ユズの恵み



一年のうちでも、昼が最も短い冬至。今年は12月22日だ。この日は、ユズ湯に浸かって英気を養う日でもある。
我が家の庭に実ったユズを取って湯に浮かべ、5月の菖蒲湯と同じように、そんな習慣を毎年楽しんでいる。
ユズ湯の信仰というのは、中国の五行説からきているそうだ。黄色が「魔除け」「災い除け」になるという。
それに、冬至を「湯治」に、ユズを「融通」にかけて、「うまく世渡りを」との日本人好みの縁起に結び付けてもいるのだ。
また冬至には、カボチャを食べる。この習慣は、中気や風邪除けに効くからだという。
ユズ湯もカボチャも、どちらも健康のために効用である。ちなみにユズの花言葉は「健康美」だそうだ。
我が家の庭のユズは、今年もたくさん実った。「実物は一年おき」との言葉は、この小さな木には当てはまらず、毎年鈴生りになる。冬至に合わせて、近所の家々にお裾分けできるほどだ。
風が吹くと、「枝が折れるのでは?」と思われるほど、木は大きく揺れている。たわわに実った、黄金色のそんな実を眺めていると、心の中のもう一人の呑兵衛が呟いた。
「ユズ割りにすると、何杯できるかな?」
わたしは頷きつつ、ニンマリとした。
どちらかというと、我が家で実ったユズは、湯に入れるよりも焼酎割りの方に軍配を上げてします。この木を植えたのも、その目的が第一だったのだから。
これでは、喜ぶのは胃袋(?)だけだ。健康に良い冬至の日の効用を果たせなくて、むしろ呑み過ぎの黄信号が点滅する。

[指示]:
A. ユズの随筆の冒頭から「ちなみにユズの花言葉は「健康美」だそうだ。」の文までに、かぎかっこでくくられている語句をすべて挙げよ。
B. ユズの随筆で「我が家の庭のユズは、今年も」で始まる段落を、要点を残して箇条書きに改めよ。
C. ユズの随筆を、最後の文のあとから書き継げ。

[提供リスト]:
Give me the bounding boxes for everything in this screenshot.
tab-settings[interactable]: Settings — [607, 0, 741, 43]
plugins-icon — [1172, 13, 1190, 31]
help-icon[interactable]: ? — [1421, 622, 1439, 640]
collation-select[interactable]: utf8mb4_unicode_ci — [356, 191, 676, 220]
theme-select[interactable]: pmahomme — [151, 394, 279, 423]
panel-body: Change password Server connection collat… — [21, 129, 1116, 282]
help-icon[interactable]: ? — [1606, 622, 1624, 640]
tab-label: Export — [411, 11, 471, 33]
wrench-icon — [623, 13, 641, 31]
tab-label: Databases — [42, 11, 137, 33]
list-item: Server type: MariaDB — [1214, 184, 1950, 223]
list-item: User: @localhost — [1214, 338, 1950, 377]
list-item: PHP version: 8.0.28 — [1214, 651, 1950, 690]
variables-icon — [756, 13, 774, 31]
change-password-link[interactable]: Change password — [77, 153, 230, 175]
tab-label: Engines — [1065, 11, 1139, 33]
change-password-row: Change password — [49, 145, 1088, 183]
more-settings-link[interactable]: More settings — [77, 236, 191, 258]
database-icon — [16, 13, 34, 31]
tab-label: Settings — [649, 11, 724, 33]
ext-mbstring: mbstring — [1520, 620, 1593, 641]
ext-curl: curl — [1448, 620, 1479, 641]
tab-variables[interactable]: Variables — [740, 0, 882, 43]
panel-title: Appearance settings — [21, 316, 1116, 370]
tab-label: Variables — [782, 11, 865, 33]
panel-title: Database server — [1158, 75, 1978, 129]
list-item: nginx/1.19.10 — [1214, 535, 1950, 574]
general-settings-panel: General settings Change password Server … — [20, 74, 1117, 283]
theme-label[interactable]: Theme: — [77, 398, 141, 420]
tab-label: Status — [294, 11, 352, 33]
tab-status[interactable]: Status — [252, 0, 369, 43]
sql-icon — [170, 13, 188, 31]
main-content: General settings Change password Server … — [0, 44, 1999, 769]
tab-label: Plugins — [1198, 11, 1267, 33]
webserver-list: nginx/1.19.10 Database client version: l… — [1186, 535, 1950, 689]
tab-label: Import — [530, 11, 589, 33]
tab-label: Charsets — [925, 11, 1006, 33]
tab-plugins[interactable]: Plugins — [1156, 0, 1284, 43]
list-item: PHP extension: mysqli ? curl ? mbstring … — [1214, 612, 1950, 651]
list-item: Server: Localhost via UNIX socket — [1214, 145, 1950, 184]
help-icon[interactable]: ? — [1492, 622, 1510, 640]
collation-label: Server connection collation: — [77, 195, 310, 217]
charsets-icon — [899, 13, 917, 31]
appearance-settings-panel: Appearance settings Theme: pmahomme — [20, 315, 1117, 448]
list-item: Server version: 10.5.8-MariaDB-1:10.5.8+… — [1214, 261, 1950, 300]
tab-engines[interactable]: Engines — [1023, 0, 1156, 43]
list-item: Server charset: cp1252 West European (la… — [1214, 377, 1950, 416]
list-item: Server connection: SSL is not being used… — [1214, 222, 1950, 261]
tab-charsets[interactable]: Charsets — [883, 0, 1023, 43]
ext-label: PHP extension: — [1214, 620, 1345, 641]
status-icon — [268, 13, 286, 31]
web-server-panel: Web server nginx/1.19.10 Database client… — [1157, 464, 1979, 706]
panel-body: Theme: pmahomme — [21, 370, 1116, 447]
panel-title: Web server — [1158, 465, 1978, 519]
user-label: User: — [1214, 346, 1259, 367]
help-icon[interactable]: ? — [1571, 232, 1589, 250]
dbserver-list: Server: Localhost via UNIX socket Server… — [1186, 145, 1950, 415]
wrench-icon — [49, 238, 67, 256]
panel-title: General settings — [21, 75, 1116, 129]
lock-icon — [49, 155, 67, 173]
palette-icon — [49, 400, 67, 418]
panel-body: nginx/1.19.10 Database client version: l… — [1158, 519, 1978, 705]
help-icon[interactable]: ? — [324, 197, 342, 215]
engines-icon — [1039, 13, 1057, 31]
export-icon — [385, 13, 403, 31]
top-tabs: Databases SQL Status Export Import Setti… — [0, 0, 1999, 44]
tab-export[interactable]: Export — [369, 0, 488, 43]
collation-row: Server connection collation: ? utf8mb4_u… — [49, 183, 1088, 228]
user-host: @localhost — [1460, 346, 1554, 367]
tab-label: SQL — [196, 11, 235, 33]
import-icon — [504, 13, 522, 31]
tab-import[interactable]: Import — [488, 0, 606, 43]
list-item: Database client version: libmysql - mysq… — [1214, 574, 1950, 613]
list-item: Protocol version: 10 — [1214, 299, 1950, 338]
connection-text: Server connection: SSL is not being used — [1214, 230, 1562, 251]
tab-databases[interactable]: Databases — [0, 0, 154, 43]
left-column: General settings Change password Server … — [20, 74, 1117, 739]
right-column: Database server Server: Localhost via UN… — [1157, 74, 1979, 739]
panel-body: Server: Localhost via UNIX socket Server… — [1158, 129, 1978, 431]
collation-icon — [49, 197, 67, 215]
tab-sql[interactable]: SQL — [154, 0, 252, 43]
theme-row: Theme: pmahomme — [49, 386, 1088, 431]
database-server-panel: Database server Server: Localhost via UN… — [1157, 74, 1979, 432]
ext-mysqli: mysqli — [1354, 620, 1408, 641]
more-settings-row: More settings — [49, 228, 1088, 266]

[各指示への回答]:
A.
- 魔除け
- 災い除け
- 湯治
- 融通
- うまく世渡りを
- 健康美

B.
- 庭のユズは今年もたくさん実った。
- 「実物は一年おき」という言葉はこの木には当てはまらず、毎年鈴生りになる。
- 冬至に合わせて近所の家々にお裾分けできるほどの量がある。

C.
ところで、我が家の「冬至梅」。名前からすると、今ごろ咲き始める梅である。明日の冬至の日には、冬至梅の花を眺めながら、ユズ割りで一杯やりたかった。でも蕾も小さいし、しょせん無理な話だ。もっとも、ユズ湯上がりのユズ割り一杯の方が、もっと楽しみだ。
「冬至の前夜祭」なんて言葉は、聞いたこともない。でも、呑兵衛の意地汚さから、何のかのと屁理屈をこねて、酒に結びつけてしまうものだ。
前夜祭と表して、わたしは黄金色の実を絞り、ユズ割り焼酎を作った。
テーブルの向いにいる、女房のワイン・グラスと合わせて乾杯する。
わたしのグラスは鈍い音だが、ワイン・グラスの音だけが、心地好く響き渡っていった。
微酔いになってきたころ、ふと、わたしはユズと焼酎の歴史が知りたくなった。
パソコンをテーブルの脇に持ってきて、調べてみる。
思っていたより、ユズの栽培の歴史は古いことが分かった。ユズは、中国の西域から揚子江上流辺りが原産であるらしい。日本では、飛鳥・奈良時代に栽培されていたという。
焼酎の方は、日本で造られたのは十六世紀ごろだった。1549年に、薩摩国に上陸した宣教師フランシスコ・ザビエルは、当時の日本人が、蒸留酒を常飲していたと書いているそうだ。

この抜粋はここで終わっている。